Saved data entries ->
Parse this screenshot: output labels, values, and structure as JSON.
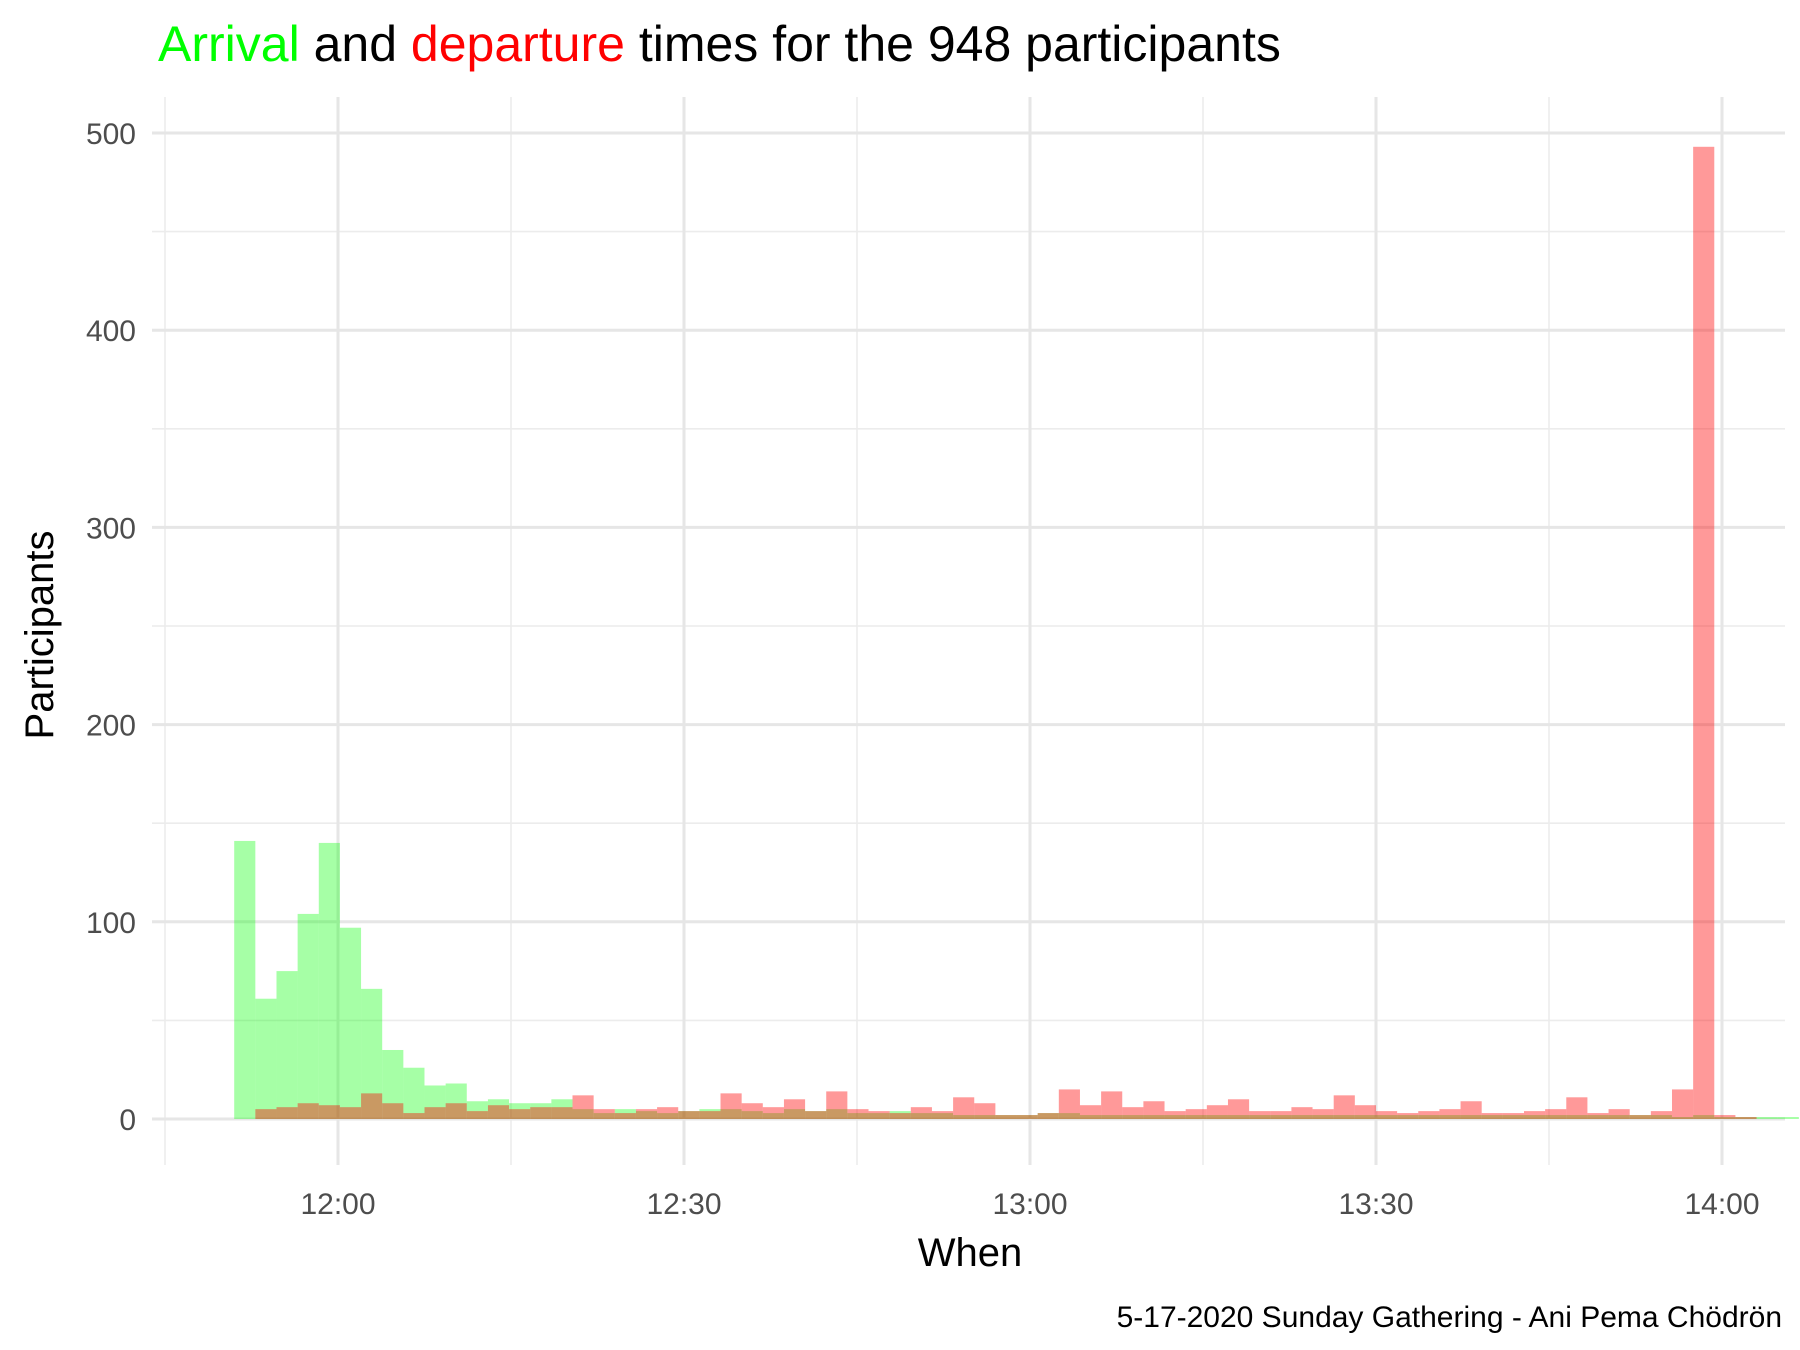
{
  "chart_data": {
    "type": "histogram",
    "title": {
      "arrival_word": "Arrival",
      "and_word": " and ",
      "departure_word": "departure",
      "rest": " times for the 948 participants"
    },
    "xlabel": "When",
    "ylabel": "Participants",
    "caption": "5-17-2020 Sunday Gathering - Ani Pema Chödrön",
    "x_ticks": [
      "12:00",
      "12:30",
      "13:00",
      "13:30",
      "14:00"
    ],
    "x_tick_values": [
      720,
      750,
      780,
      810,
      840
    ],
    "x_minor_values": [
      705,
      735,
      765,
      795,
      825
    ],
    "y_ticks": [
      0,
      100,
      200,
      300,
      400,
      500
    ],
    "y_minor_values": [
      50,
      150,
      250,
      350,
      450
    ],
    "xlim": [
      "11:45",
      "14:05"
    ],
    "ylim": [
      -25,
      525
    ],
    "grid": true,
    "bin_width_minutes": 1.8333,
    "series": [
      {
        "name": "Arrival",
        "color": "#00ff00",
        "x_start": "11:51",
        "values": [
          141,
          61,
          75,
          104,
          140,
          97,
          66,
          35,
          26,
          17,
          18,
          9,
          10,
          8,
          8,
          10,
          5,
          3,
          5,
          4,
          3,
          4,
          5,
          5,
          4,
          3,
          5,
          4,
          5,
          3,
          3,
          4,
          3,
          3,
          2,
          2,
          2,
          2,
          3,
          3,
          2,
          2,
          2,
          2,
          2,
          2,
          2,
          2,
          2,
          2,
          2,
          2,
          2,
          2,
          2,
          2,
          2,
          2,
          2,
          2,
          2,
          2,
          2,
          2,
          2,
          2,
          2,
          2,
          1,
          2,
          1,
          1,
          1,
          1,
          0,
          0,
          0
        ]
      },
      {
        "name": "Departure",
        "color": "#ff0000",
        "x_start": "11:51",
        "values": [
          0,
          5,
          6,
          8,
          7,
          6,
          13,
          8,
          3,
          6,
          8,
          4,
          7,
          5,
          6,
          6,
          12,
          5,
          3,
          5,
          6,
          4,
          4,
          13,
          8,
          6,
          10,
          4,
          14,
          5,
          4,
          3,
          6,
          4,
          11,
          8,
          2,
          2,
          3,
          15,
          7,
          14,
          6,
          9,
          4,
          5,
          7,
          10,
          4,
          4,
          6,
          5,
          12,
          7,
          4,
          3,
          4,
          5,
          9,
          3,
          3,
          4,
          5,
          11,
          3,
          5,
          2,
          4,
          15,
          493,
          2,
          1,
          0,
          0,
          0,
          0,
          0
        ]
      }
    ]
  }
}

Directions -> Reproduce every entry word for word, but omit the pictures.

Response for this exercise ->
Parse this screenshot: output labels, values, and structure as JSON.
{
  "chart_data": {
    "type": "histogram",
    "title": {
      "arrival_word": "Arrival",
      "and_word": " and ",
      "departure_word": "departure",
      "rest": " times for the 948 participants"
    },
    "xlabel": "When",
    "ylabel": "Participants",
    "caption": "5-17-2020 Sunday Gathering - Ani Pema Chödrön",
    "x_ticks": [
      "12:00",
      "12:30",
      "13:00",
      "13:30",
      "14:00"
    ],
    "x_tick_values": [
      720,
      750,
      780,
      810,
      840
    ],
    "x_minor_values": [
      705,
      735,
      765,
      795,
      825
    ],
    "y_ticks": [
      0,
      100,
      200,
      300,
      400,
      500
    ],
    "y_minor_values": [
      50,
      150,
      250,
      350,
      450
    ],
    "xlim": [
      "11:45",
      "14:05"
    ],
    "ylim": [
      -25,
      525
    ],
    "grid": true,
    "bin_width_minutes": 1.8333,
    "series": [
      {
        "name": "Arrival",
        "color": "#00ff00",
        "x_start": "11:51",
        "values": [
          141,
          61,
          75,
          104,
          140,
          97,
          66,
          35,
          26,
          17,
          18,
          9,
          10,
          8,
          8,
          10,
          5,
          3,
          5,
          4,
          3,
          4,
          5,
          5,
          4,
          3,
          5,
          4,
          5,
          3,
          3,
          4,
          3,
          3,
          2,
          2,
          2,
          2,
          3,
          3,
          2,
          2,
          2,
          2,
          2,
          2,
          2,
          2,
          2,
          2,
          2,
          2,
          2,
          2,
          2,
          2,
          2,
          2,
          2,
          2,
          2,
          2,
          2,
          2,
          2,
          2,
          2,
          2,
          1,
          2,
          1,
          1,
          1,
          1,
          0,
          0,
          0
        ]
      },
      {
        "name": "Departure",
        "color": "#ff0000",
        "x_start": "11:51",
        "values": [
          0,
          5,
          6,
          8,
          7,
          6,
          13,
          8,
          3,
          6,
          8,
          4,
          7,
          5,
          6,
          6,
          12,
          5,
          3,
          5,
          6,
          4,
          4,
          13,
          8,
          6,
          10,
          4,
          14,
          5,
          4,
          3,
          6,
          4,
          11,
          8,
          2,
          2,
          3,
          15,
          7,
          14,
          6,
          9,
          4,
          5,
          7,
          10,
          4,
          4,
          6,
          5,
          12,
          7,
          4,
          3,
          4,
          5,
          9,
          3,
          3,
          4,
          5,
          11,
          3,
          5,
          2,
          4,
          15,
          493,
          2,
          1,
          0,
          0,
          0,
          0,
          0
        ]
      }
    ]
  }
}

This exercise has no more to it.